Whenever the word "values" turns up in a line below, that line should be copied.

Supplied material section start

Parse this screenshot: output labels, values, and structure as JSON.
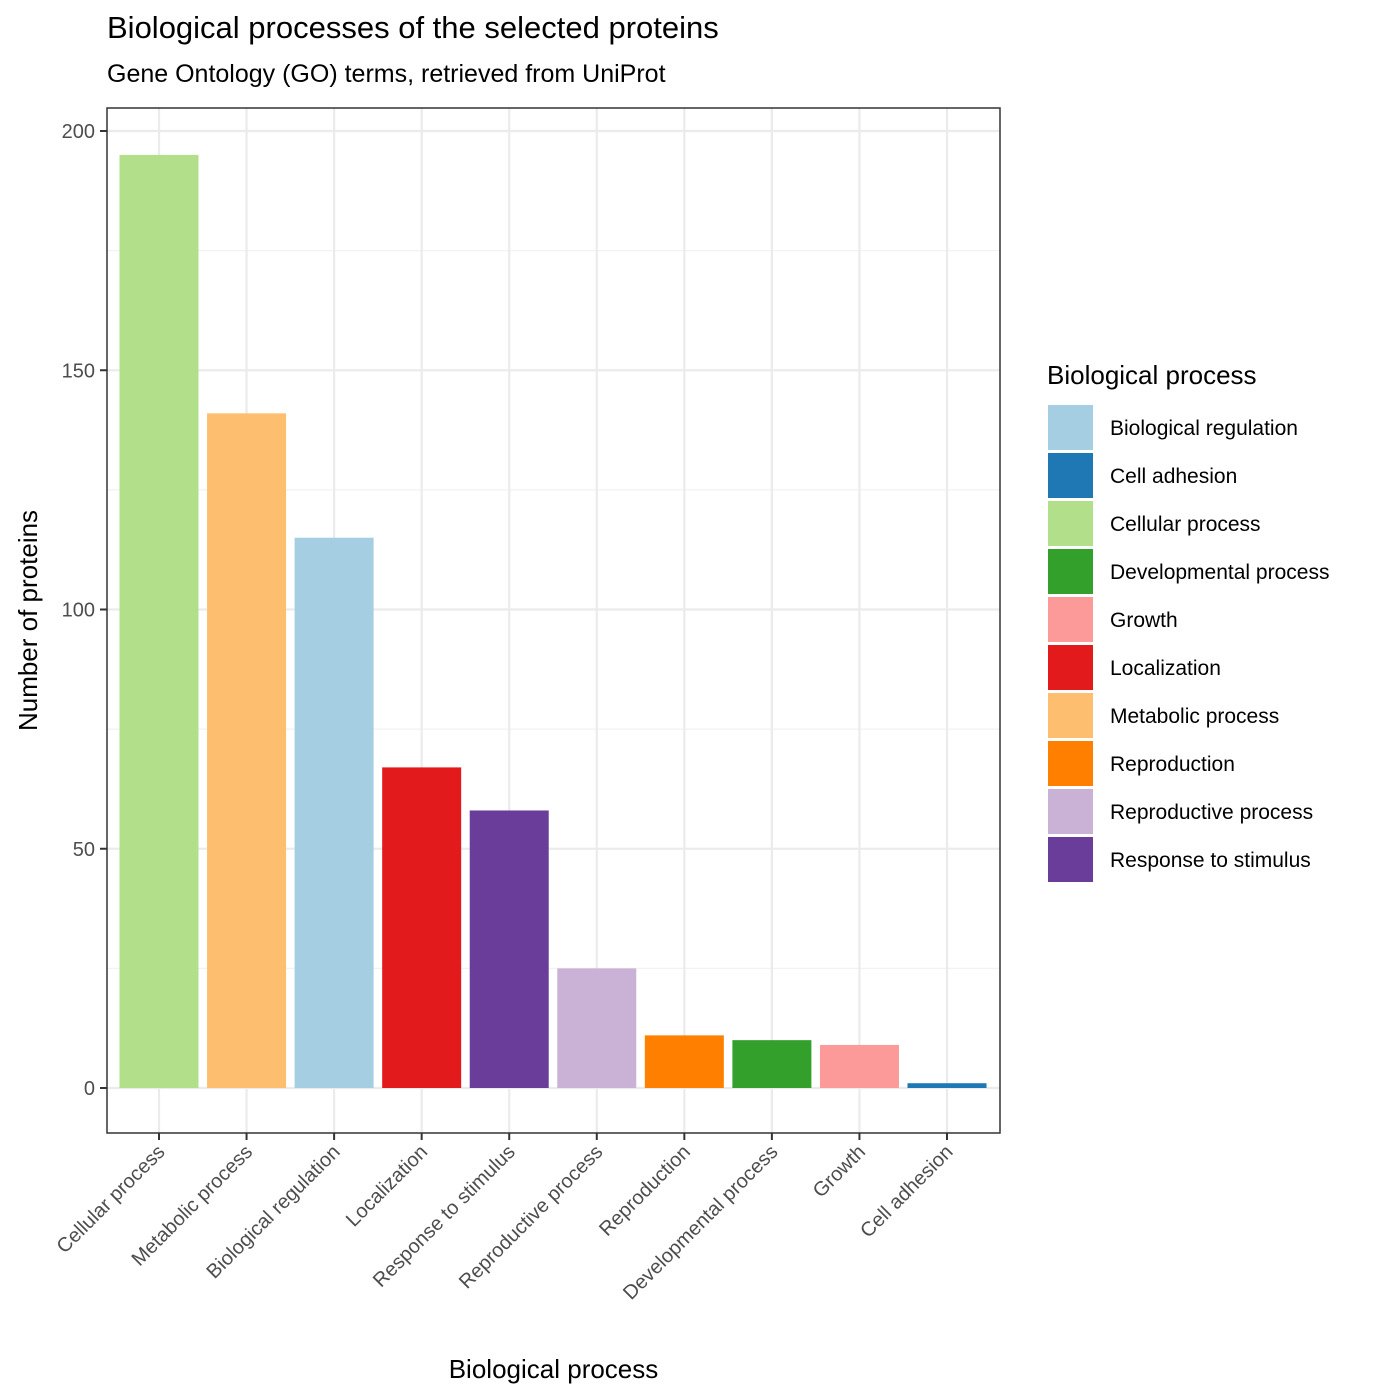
{
  "chart_data": {
    "type": "bar",
    "title": "Biological processes of the selected proteins",
    "subtitle": "Gene Ontology (GO) terms, retrieved from UniProt",
    "xlabel": "Biological process",
    "ylabel": "Number of proteins",
    "ylim": [
      0,
      200
    ],
    "yticks": [
      0,
      50,
      100,
      150,
      200
    ],
    "grid": true,
    "categories": [
      "Cellular process",
      "Metabolic process",
      "Biological regulation",
      "Localization",
      "Response to stimulus",
      "Reproductive process",
      "Reproduction",
      "Developmental process",
      "Growth",
      "Cell adhesion"
    ],
    "values": [
      195,
      141,
      115,
      67,
      58,
      25,
      11,
      10,
      9,
      1
    ],
    "colors": [
      "#b2df8a",
      "#fdbf6f",
      "#a6cee3",
      "#e31a1c",
      "#6a3d9a",
      "#cab2d6",
      "#ff7f00",
      "#33a02c",
      "#fb9a99",
      "#1f78b4"
    ],
    "legend": {
      "title": "Biological process",
      "position": "right",
      "entries": [
        {
          "label": "Biological regulation",
          "color": "#a6cee3"
        },
        {
          "label": "Cell adhesion",
          "color": "#1f78b4"
        },
        {
          "label": "Cellular process",
          "color": "#b2df8a"
        },
        {
          "label": "Developmental process",
          "color": "#33a02c"
        },
        {
          "label": "Growth",
          "color": "#fb9a99"
        },
        {
          "label": "Localization",
          "color": "#e31a1c"
        },
        {
          "label": "Metabolic process",
          "color": "#fdbf6f"
        },
        {
          "label": "Reproduction",
          "color": "#ff7f00"
        },
        {
          "label": "Reproductive process",
          "color": "#cab2d6"
        },
        {
          "label": "Response to stimulus",
          "color": "#6a3d9a"
        }
      ]
    }
  }
}
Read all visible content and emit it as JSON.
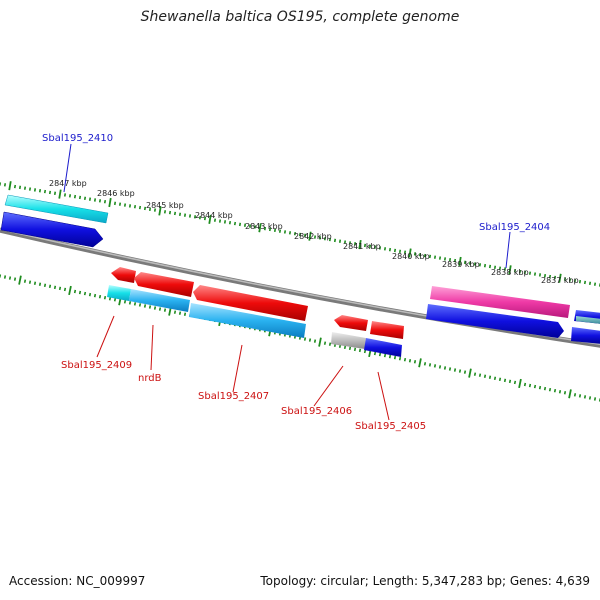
{
  "title": "Shewanella baltica OS195, complete genome",
  "footer": {
    "accession": "Accession: NC_009997",
    "summary": "Topology: circular; Length: 5,347,283 bp; Genes: 4,639"
  },
  "colors": {
    "backbone": "#7a7a7a",
    "ruler": "#1e8c1e",
    "label_top": "#1c1ccc",
    "label_bottom": "#cc1111",
    "kbp_text": "#222222"
  },
  "ruler_labels": [
    "2847 kbp",
    "2846 kbp",
    "2845 kbp",
    "2844 kbp",
    "2843 kbp",
    "2842 kbp",
    "2841 kbp",
    "2840 kbp",
    "2839 kbp",
    "2838 kbp",
    "2837 kbp"
  ],
  "gene_labels": {
    "top": [
      "Sbal195_2410",
      "Sbal195_2404"
    ],
    "bottom": [
      "Sbal195_2409",
      "nrdB",
      "Sbal195_2407",
      "Sbal195_2406",
      "Sbal195_2405"
    ]
  }
}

Supplied material section end

▶ **Task output**:
Parse this screenshot: output labels, values, and structure as JSON.
    "values": [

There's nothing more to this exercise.